Some records
>> begin

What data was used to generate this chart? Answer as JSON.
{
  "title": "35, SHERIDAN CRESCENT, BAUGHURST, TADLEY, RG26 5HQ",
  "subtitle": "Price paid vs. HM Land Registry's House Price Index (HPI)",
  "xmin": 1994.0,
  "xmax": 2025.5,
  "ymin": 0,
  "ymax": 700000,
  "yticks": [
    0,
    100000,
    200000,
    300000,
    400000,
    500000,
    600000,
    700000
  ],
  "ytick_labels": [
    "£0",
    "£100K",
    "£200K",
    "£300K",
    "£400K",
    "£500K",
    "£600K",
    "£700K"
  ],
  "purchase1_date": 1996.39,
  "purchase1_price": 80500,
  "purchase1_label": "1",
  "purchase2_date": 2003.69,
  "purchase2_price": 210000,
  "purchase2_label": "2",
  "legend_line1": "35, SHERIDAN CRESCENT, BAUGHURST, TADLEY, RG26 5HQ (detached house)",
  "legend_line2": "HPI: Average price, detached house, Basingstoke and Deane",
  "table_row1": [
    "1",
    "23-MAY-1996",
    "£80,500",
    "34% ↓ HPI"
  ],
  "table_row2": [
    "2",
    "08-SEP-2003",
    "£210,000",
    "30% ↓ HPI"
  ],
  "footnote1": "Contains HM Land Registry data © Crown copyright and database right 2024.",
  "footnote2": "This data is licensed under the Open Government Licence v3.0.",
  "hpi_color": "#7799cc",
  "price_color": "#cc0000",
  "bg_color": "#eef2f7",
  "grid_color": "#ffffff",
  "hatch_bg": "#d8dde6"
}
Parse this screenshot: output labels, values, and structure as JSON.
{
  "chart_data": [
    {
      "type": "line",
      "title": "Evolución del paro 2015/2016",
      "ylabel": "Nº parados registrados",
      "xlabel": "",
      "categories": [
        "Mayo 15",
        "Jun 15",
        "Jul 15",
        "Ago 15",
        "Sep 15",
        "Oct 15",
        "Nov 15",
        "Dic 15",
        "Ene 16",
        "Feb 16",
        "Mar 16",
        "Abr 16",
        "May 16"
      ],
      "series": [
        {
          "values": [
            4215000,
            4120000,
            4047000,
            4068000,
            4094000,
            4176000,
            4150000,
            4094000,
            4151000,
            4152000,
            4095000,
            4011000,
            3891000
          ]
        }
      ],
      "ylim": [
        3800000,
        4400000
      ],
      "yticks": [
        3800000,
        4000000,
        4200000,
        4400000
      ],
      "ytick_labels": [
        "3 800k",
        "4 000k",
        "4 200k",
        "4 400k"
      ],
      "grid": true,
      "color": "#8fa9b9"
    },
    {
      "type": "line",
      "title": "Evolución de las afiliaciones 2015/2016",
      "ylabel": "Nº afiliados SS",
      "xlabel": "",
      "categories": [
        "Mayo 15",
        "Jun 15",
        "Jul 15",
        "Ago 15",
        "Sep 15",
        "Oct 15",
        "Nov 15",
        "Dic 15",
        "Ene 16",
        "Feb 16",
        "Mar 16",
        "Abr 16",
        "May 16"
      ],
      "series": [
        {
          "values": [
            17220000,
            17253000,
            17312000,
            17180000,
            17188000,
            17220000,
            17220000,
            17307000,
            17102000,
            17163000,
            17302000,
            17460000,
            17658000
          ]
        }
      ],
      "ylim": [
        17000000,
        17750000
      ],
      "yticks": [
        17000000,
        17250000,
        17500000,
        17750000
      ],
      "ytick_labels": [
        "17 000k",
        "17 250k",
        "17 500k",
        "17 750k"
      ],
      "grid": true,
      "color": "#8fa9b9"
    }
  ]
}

>> end

• [Task requirements]: From the records above, report the count of lines containing "Land" and nothing more.

• [Exercise response]: 2